Task inputs:
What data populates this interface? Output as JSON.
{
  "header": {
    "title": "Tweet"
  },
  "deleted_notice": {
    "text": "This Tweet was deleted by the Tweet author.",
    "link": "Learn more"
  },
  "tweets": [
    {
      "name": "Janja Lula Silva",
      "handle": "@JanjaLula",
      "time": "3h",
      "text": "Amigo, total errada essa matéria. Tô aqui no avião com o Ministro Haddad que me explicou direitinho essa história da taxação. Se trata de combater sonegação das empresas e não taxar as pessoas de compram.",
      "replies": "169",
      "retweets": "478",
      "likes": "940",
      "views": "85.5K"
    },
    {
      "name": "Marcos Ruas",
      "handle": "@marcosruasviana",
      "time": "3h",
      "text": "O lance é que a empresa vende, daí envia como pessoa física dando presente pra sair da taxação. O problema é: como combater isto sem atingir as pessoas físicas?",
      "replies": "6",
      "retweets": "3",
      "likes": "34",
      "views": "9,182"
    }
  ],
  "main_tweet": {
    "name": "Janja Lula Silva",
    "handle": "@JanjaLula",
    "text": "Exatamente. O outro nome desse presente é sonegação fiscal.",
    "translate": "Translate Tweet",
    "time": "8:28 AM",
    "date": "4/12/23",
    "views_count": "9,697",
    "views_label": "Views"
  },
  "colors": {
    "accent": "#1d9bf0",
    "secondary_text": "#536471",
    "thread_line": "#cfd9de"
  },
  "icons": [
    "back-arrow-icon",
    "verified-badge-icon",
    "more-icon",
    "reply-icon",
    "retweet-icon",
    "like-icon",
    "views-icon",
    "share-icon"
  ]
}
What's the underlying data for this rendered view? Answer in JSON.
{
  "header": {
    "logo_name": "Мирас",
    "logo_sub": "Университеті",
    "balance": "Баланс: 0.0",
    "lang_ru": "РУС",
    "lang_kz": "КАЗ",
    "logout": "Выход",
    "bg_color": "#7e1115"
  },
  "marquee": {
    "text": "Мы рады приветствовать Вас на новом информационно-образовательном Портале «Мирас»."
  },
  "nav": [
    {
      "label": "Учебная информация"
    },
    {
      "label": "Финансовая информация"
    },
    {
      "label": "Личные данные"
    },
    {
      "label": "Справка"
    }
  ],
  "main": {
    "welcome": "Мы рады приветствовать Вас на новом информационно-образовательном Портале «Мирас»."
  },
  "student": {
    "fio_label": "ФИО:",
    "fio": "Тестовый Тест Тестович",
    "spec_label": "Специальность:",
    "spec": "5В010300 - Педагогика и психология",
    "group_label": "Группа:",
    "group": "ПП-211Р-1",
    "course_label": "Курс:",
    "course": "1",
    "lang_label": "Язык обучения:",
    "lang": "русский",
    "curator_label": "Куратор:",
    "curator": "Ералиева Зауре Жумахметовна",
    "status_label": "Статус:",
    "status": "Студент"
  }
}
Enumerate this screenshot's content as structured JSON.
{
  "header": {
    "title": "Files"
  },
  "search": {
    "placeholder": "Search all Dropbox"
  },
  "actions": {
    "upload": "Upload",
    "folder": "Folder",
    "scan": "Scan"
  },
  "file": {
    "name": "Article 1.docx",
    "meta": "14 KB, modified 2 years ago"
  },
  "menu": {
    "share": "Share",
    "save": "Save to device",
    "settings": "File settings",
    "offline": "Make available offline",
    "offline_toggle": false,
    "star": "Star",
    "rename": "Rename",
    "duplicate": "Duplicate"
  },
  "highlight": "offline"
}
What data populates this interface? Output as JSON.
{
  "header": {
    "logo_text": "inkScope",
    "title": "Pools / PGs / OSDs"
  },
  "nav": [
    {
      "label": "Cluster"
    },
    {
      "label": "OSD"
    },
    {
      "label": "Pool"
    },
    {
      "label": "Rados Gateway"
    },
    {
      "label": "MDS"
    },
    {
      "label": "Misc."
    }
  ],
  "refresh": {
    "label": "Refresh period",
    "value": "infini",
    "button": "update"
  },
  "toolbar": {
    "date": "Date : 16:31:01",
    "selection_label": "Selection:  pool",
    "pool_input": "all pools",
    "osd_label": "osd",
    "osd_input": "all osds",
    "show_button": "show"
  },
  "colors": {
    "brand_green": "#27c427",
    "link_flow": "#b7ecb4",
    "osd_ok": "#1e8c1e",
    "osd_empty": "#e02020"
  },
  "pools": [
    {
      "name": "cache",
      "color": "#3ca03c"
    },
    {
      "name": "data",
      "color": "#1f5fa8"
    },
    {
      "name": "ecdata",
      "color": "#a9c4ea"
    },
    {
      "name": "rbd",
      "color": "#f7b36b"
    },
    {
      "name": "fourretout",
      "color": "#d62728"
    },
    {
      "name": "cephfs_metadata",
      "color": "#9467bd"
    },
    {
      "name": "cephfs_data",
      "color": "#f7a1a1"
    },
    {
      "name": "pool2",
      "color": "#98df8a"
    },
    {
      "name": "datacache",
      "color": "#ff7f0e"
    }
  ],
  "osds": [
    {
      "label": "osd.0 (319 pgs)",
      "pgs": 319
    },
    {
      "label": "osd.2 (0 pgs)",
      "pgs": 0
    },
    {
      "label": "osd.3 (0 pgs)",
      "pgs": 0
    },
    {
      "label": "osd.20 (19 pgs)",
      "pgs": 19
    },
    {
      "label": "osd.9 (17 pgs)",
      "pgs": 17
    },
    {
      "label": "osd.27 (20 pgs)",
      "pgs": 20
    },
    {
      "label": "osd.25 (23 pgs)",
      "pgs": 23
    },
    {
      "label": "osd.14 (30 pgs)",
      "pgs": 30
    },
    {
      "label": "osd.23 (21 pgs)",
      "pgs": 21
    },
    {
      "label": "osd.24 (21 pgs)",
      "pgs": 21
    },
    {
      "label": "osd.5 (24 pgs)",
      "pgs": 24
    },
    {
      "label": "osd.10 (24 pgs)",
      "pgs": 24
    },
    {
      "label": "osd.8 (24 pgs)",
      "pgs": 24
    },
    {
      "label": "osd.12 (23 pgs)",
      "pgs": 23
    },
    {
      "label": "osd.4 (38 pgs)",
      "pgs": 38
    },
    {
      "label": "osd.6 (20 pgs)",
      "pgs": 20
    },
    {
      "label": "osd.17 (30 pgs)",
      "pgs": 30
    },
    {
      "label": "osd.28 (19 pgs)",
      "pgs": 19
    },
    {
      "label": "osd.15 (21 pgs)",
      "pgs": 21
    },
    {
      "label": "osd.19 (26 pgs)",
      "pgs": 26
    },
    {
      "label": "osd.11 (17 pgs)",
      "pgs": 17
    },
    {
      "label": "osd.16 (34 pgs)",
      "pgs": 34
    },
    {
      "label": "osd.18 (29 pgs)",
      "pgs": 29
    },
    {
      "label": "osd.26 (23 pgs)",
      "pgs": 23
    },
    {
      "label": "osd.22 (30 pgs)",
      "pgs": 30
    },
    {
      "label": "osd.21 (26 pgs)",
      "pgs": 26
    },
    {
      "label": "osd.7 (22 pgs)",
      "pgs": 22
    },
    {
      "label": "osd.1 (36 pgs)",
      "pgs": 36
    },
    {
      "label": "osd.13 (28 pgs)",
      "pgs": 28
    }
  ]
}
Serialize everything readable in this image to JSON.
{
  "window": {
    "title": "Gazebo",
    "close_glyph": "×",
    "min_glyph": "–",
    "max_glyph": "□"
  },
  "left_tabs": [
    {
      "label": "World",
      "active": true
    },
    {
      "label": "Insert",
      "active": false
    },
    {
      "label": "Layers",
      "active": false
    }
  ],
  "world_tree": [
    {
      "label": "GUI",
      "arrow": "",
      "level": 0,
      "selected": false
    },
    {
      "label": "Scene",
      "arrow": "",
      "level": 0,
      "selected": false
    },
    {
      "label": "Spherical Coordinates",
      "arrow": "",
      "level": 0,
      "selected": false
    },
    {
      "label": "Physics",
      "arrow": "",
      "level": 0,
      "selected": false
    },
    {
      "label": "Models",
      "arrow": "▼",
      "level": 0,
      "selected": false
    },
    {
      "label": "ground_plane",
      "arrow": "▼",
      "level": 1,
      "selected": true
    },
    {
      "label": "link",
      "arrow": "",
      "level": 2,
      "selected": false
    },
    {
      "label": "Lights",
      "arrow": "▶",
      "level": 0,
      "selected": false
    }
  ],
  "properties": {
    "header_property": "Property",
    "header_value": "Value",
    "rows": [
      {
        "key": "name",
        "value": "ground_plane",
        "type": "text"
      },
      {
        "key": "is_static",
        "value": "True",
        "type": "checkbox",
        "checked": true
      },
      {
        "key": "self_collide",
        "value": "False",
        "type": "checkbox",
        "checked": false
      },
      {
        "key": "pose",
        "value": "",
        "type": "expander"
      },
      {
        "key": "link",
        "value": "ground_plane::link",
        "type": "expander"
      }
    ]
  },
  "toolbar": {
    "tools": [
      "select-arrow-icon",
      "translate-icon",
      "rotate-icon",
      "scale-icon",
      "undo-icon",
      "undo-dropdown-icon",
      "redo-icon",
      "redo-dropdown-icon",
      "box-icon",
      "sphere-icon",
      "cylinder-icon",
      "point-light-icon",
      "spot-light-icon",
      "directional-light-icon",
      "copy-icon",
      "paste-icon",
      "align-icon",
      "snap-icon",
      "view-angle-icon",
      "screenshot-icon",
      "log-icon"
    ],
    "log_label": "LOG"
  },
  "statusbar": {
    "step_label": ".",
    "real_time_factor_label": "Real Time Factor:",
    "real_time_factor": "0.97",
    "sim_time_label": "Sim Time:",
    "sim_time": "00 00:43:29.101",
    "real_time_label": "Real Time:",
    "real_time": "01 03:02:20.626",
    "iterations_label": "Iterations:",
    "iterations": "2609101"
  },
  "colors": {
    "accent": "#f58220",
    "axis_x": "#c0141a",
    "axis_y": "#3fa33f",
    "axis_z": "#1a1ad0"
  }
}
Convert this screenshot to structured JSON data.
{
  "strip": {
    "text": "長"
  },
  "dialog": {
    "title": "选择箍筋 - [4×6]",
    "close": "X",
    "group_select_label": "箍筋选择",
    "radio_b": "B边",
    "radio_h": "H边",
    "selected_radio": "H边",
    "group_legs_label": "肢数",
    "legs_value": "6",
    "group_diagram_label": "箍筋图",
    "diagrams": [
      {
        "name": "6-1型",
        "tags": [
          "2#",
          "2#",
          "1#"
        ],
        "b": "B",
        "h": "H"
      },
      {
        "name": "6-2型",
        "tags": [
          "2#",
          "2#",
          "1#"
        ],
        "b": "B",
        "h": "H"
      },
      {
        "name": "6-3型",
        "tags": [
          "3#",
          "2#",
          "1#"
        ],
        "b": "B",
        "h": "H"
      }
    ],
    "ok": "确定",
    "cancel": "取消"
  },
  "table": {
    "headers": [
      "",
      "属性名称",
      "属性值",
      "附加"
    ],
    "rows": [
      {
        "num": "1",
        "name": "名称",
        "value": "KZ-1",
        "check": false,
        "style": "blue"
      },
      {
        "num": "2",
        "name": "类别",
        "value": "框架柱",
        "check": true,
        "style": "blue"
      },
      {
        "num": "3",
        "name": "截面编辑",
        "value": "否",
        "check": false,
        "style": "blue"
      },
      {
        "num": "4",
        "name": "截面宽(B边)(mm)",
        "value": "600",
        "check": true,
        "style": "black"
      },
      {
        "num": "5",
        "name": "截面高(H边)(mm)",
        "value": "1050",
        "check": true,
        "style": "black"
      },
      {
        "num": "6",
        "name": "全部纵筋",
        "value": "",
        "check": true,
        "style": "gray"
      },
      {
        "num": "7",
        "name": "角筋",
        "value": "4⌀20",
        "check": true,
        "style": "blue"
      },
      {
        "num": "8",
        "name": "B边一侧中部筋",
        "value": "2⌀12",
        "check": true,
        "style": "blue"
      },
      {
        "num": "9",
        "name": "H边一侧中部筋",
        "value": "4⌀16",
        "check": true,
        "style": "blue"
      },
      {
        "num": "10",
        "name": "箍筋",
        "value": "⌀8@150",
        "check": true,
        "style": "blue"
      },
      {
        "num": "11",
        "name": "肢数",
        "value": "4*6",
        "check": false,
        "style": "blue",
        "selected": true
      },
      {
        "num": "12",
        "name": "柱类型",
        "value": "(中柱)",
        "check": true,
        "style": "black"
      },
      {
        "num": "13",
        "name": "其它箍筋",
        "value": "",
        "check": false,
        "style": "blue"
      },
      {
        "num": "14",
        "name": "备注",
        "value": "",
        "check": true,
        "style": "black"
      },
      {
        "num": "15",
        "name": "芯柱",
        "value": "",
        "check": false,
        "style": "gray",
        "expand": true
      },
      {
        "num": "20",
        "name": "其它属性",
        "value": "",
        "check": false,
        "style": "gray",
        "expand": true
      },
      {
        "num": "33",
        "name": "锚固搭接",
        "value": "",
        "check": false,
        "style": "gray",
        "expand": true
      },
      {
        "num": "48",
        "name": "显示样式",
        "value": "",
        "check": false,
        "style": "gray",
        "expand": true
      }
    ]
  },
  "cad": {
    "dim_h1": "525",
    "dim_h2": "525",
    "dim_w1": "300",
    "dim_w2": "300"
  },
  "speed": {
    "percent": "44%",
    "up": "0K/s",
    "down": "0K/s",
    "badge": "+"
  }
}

The problem: The word "pessoas" appears in how many lines of the data? Answer with only the number.

Result for this exercise: 2